Given data —
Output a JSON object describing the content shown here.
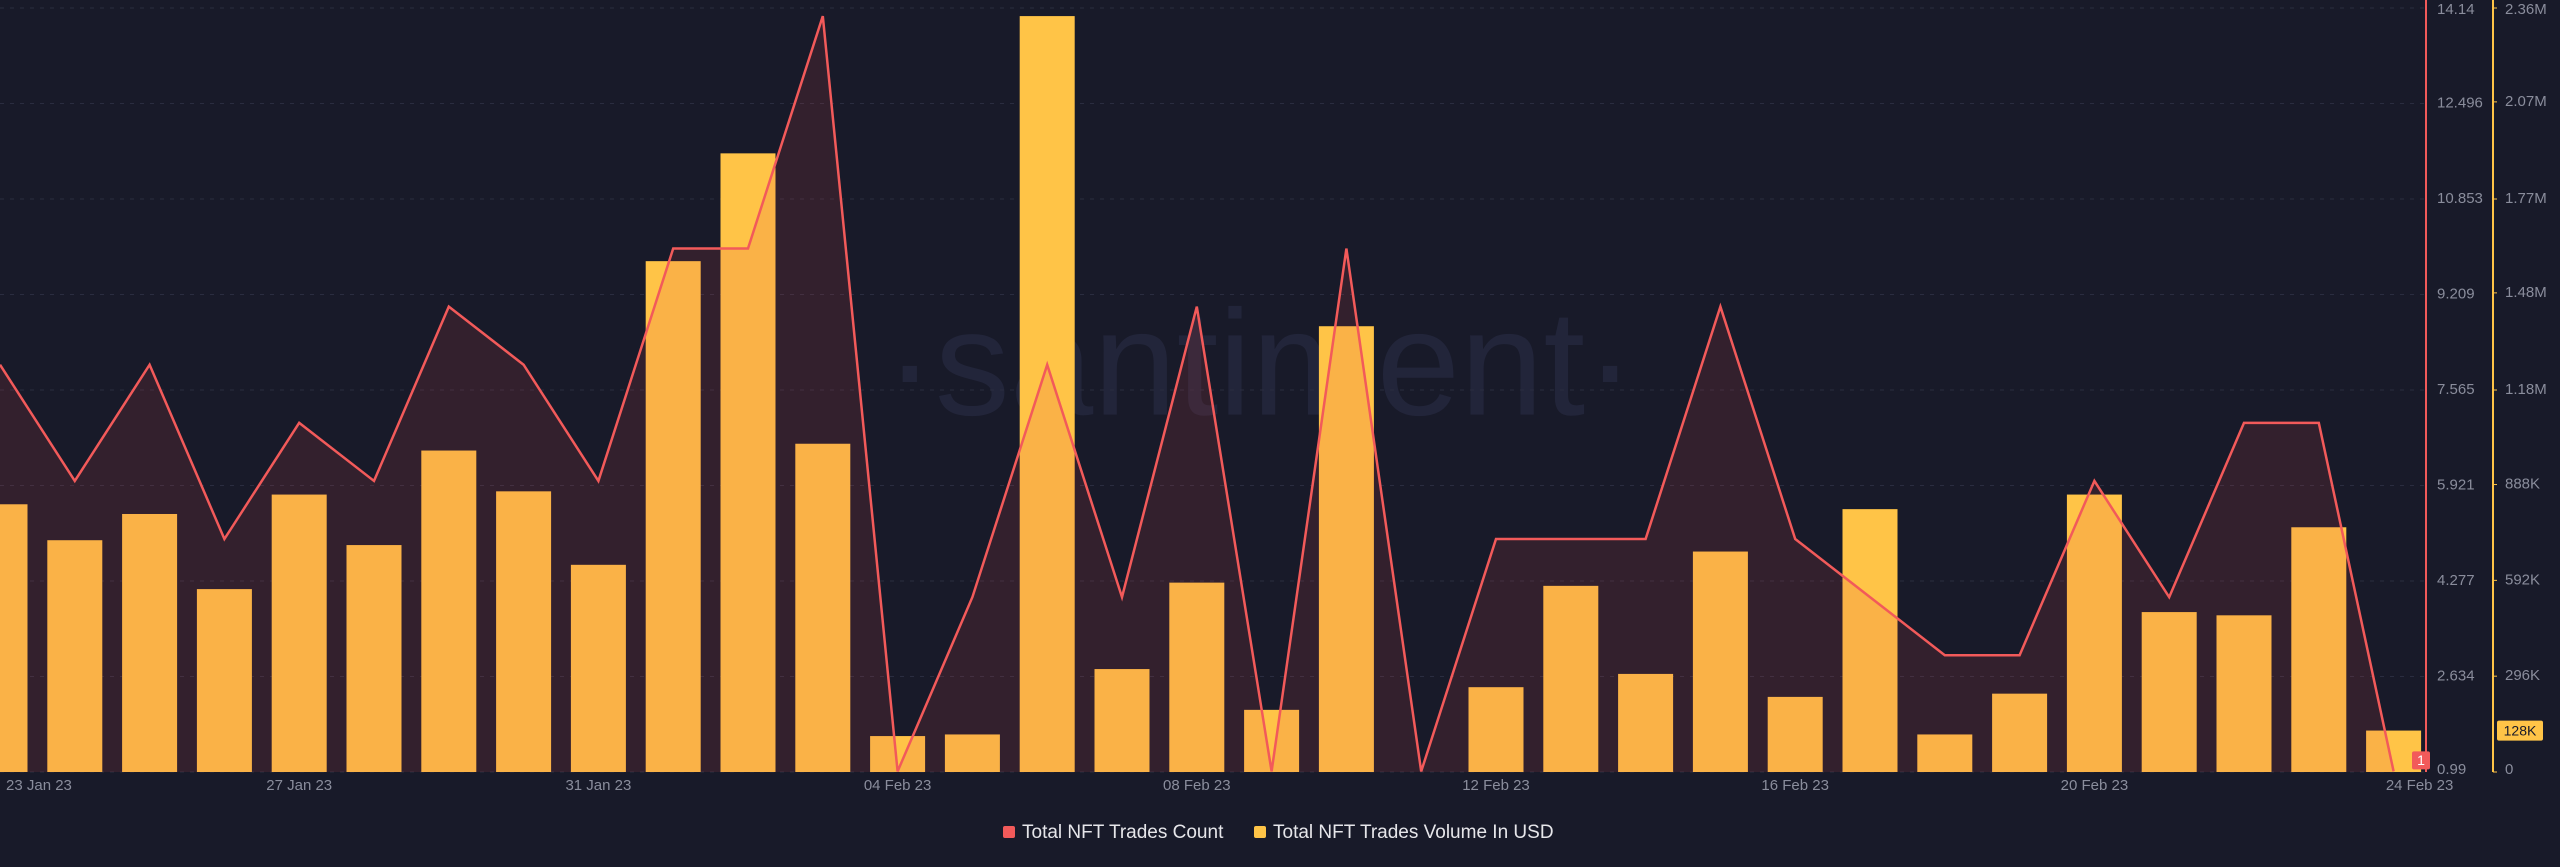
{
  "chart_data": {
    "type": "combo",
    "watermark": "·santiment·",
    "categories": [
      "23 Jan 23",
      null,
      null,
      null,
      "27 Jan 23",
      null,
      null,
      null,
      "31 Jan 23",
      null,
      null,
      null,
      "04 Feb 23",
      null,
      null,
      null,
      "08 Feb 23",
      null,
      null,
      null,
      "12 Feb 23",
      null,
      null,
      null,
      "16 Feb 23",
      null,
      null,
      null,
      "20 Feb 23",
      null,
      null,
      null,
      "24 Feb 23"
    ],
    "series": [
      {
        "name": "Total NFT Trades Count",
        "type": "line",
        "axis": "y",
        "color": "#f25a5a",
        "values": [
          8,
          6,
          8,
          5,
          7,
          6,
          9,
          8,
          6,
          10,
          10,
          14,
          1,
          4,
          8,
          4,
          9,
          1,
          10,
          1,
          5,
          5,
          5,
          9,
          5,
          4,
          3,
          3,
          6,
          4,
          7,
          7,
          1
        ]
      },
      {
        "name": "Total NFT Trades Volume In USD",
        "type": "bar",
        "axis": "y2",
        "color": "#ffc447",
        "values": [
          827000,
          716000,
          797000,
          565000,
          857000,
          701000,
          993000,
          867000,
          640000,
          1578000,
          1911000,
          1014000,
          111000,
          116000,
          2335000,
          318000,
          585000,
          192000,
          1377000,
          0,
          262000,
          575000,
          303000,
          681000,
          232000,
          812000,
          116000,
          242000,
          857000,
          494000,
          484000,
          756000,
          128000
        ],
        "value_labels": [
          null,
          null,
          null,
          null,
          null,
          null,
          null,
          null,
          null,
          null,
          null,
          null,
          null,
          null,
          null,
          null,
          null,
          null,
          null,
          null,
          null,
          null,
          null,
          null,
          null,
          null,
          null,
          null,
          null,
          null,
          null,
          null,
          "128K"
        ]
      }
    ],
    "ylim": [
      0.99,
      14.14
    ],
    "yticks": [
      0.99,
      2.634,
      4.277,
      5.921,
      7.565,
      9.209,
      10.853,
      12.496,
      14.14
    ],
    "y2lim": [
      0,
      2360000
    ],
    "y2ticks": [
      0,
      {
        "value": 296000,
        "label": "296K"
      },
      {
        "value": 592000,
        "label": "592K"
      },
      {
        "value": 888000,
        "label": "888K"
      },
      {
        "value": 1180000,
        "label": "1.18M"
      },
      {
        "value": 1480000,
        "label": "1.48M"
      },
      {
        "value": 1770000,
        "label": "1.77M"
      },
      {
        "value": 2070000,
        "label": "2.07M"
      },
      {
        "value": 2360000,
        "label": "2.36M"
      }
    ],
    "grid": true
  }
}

What needs to be done — Please transcribe the material above exactly as written. Leave the pictures out.

Written solution —
Output a JSON object describing the content shown here.
{
  "chart_data": {
    "type": "combo",
    "watermark": "·santiment·",
    "categories": [
      "23 Jan 23",
      null,
      null,
      null,
      "27 Jan 23",
      null,
      null,
      null,
      "31 Jan 23",
      null,
      null,
      null,
      "04 Feb 23",
      null,
      null,
      null,
      "08 Feb 23",
      null,
      null,
      null,
      "12 Feb 23",
      null,
      null,
      null,
      "16 Feb 23",
      null,
      null,
      null,
      "20 Feb 23",
      null,
      null,
      null,
      "24 Feb 23"
    ],
    "series": [
      {
        "name": "Total NFT Trades Count",
        "type": "line",
        "axis": "y",
        "color": "#f25a5a",
        "values": [
          8,
          6,
          8,
          5,
          7,
          6,
          9,
          8,
          6,
          10,
          10,
          14,
          1,
          4,
          8,
          4,
          9,
          1,
          10,
          1,
          5,
          5,
          5,
          9,
          5,
          4,
          3,
          3,
          6,
          4,
          7,
          7,
          1
        ]
      },
      {
        "name": "Total NFT Trades Volume In USD",
        "type": "bar",
        "axis": "y2",
        "color": "#ffc447",
        "values": [
          827000,
          716000,
          797000,
          565000,
          857000,
          701000,
          993000,
          867000,
          640000,
          1578000,
          1911000,
          1014000,
          111000,
          116000,
          2335000,
          318000,
          585000,
          192000,
          1377000,
          0,
          262000,
          575000,
          303000,
          681000,
          232000,
          812000,
          116000,
          242000,
          857000,
          494000,
          484000,
          756000,
          128000
        ],
        "value_labels": [
          null,
          null,
          null,
          null,
          null,
          null,
          null,
          null,
          null,
          null,
          null,
          null,
          null,
          null,
          null,
          null,
          null,
          null,
          null,
          null,
          null,
          null,
          null,
          null,
          null,
          null,
          null,
          null,
          null,
          null,
          null,
          null,
          "128K"
        ]
      }
    ],
    "ylim": [
      0.99,
      14.14
    ],
    "yticks": [
      0.99,
      2.634,
      4.277,
      5.921,
      7.565,
      9.209,
      10.853,
      12.496,
      14.14
    ],
    "y2lim": [
      0,
      2360000
    ],
    "y2ticks": [
      0,
      {
        "value": 296000,
        "label": "296K"
      },
      {
        "value": 592000,
        "label": "592K"
      },
      {
        "value": 888000,
        "label": "888K"
      },
      {
        "value": 1180000,
        "label": "1.18M"
      },
      {
        "value": 1480000,
        "label": "1.48M"
      },
      {
        "value": 1770000,
        "label": "1.77M"
      },
      {
        "value": 2070000,
        "label": "2.07M"
      },
      {
        "value": 2360000,
        "label": "2.36M"
      }
    ],
    "grid": true
  }
}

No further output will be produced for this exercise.